**Figure content listings**
◆ ◆ ◆ ◆
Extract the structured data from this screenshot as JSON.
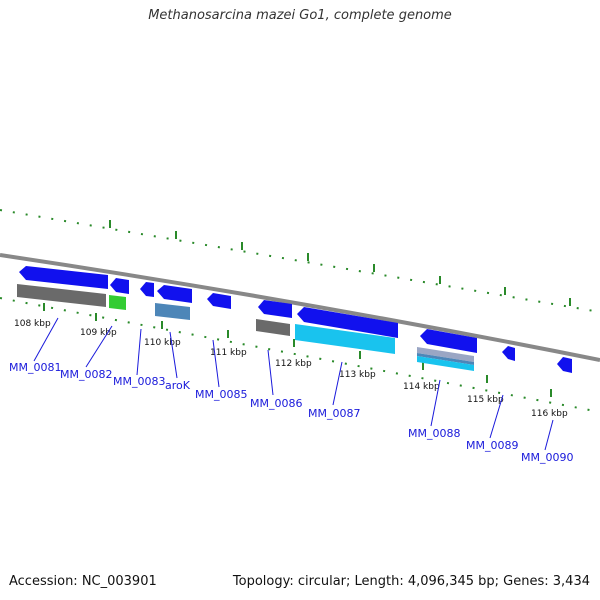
{
  "title": "Methanosarcina mazei Go1, complete genome",
  "footer": {
    "accession": "Accession: NC_003901",
    "summary": "Topology: circular; Length: 4,096,345 bp; Genes: 3,434"
  },
  "scale_labels": [
    "108 kbp",
    "109 kbp",
    "110 kbp",
    "111 kbp",
    "112 kbp",
    "113 kbp",
    "114 kbp",
    "115 kbp",
    "116 kbp"
  ],
  "genes": [
    {
      "id": "g0081",
      "name": "MM_0081"
    },
    {
      "id": "g0082",
      "name": "MM_0082"
    },
    {
      "id": "g0083",
      "name": "MM_0083"
    },
    {
      "id": "g0084",
      "name": "aroK"
    },
    {
      "id": "g0085",
      "name": "MM_0085"
    },
    {
      "id": "g0086",
      "name": "MM_0086"
    },
    {
      "id": "g0087",
      "name": "MM_0087"
    },
    {
      "id": "g0088",
      "name": "MM_0088"
    },
    {
      "id": "g0089",
      "name": "MM_0089"
    },
    {
      "id": "g0090",
      "name": "MM_0090"
    }
  ],
  "colors": {
    "gene": "#1111ee",
    "backbone": "#888888",
    "ticks": "#2a8a2a",
    "cds_grey": "#6a6a6a",
    "cds_green": "#33cc33",
    "cds_steelblue": "#4d86b8",
    "cds_cyan": "#19c3ee",
    "label": "#1a1adb"
  }
}
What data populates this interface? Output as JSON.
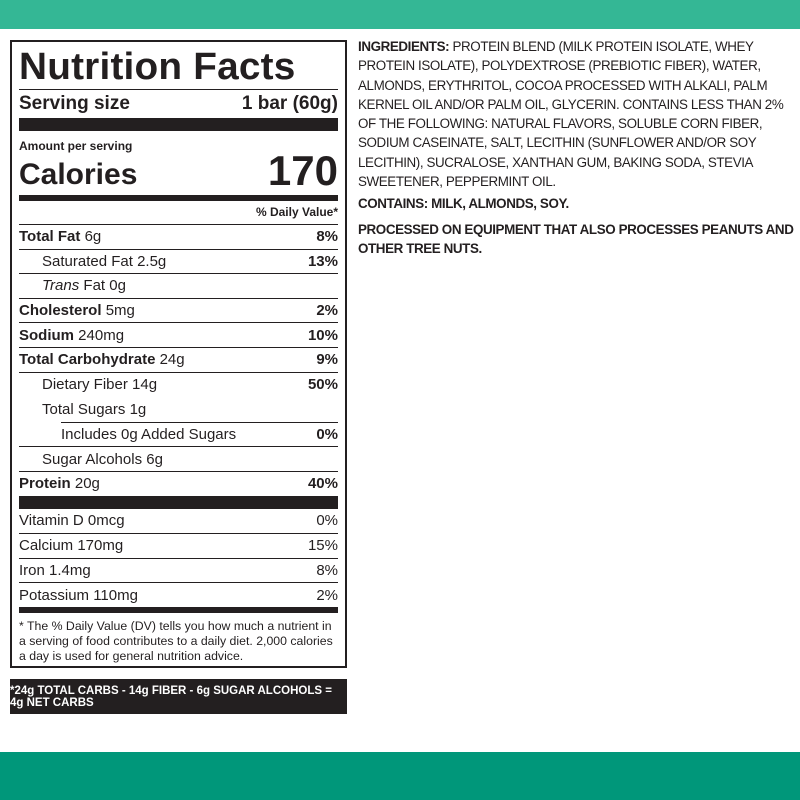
{
  "colors": {
    "top_band": "#34b795",
    "bottom_band": "#00977a",
    "ink": "#231f20"
  },
  "label": {
    "title": "Nutrition Facts",
    "serving_label": "Serving size",
    "serving_value": "1 bar (60g)",
    "amount_per_serving": "Amount per serving",
    "calories_label": "Calories",
    "calories_value": "170",
    "dv_header": "% Daily Value*",
    "nutrients": [
      {
        "name": "Total Fat",
        "amount": "6g",
        "dv": "8%"
      },
      {
        "name": "Saturated Fat",
        "amount": "2.5g",
        "dv": "13%"
      },
      {
        "name": "Trans",
        "suffix": "Fat 0g",
        "dv": ""
      },
      {
        "name": "Cholesterol",
        "amount": "5mg",
        "dv": "2%"
      },
      {
        "name": "Sodium",
        "amount": "240mg",
        "dv": "10%"
      },
      {
        "name": "Total Carbohydrate",
        "amount": "24g",
        "dv": "9%"
      },
      {
        "name": "Dietary Fiber",
        "amount": "14g",
        "dv": "50%"
      },
      {
        "name": "Total Sugars",
        "amount": "1g",
        "dv": ""
      },
      {
        "name": "Includes 0g Added Sugars",
        "amount": "",
        "dv": "0%"
      },
      {
        "name": "Sugar Alcohols",
        "amount": "6g",
        "dv": ""
      },
      {
        "name": "Protein",
        "amount": "20g",
        "dv": "40%"
      }
    ],
    "vitamins": [
      {
        "text": "Vitamin D 0mcg",
        "dv": "0%"
      },
      {
        "text": "Calcium 170mg",
        "dv": "15%"
      },
      {
        "text": "Iron 1.4mg",
        "dv": "8%"
      },
      {
        "text": "Potassium 110mg",
        "dv": "2%"
      }
    ],
    "footnote": "* The % Daily Value (DV) tells you how much a nutrient in a serving of food contributes to a daily diet. 2,000 calories a day is used for general nutrition advice."
  },
  "net_carbs": "*24g TOTAL CARBS - 14g FIBER - 6g SUGAR ALCOHOLS = 4g NET CARBS",
  "ingredients": {
    "heading": "INGREDIENTS:",
    "text": "PROTEIN BLEND (MILK PROTEIN ISOLATE, WHEY PROTEIN ISOLATE), POLYDEXTROSE (PREBIOTIC FIBER), WATER, ALMONDS, ERYTHRITOL, COCOA PROCESSED WITH ALKALI, PALM KERNEL OIL AND/OR PALM OIL, GLYCERIN. CONTAINS LESS THAN 2% OF THE FOLLOWING: NATURAL FLAVORS, SOLUBLE CORN FIBER, SODIUM CASEINATE, SALT, LECITHIN (SUNFLOWER AND/OR SOY LECITHIN), SUCRALOSE, XANTHAN GUM, BAKING SODA, STEVIA SWEETENER, PEPPERMINT OIL.",
    "contains": "CONTAINS: MILK, ALMONDS, SOY.",
    "processed": "PROCESSED ON EQUIPMENT THAT ALSO PROCESSES PEANUTS AND OTHER TREE NUTS."
  }
}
◆ ◆ ◆ ◆
Among the records above, find the lines where the word "JSON" appears and copy them.

**Result below**
Extract the structured data from this screenshot as JSON.
What data populates this interface? Output as JSON.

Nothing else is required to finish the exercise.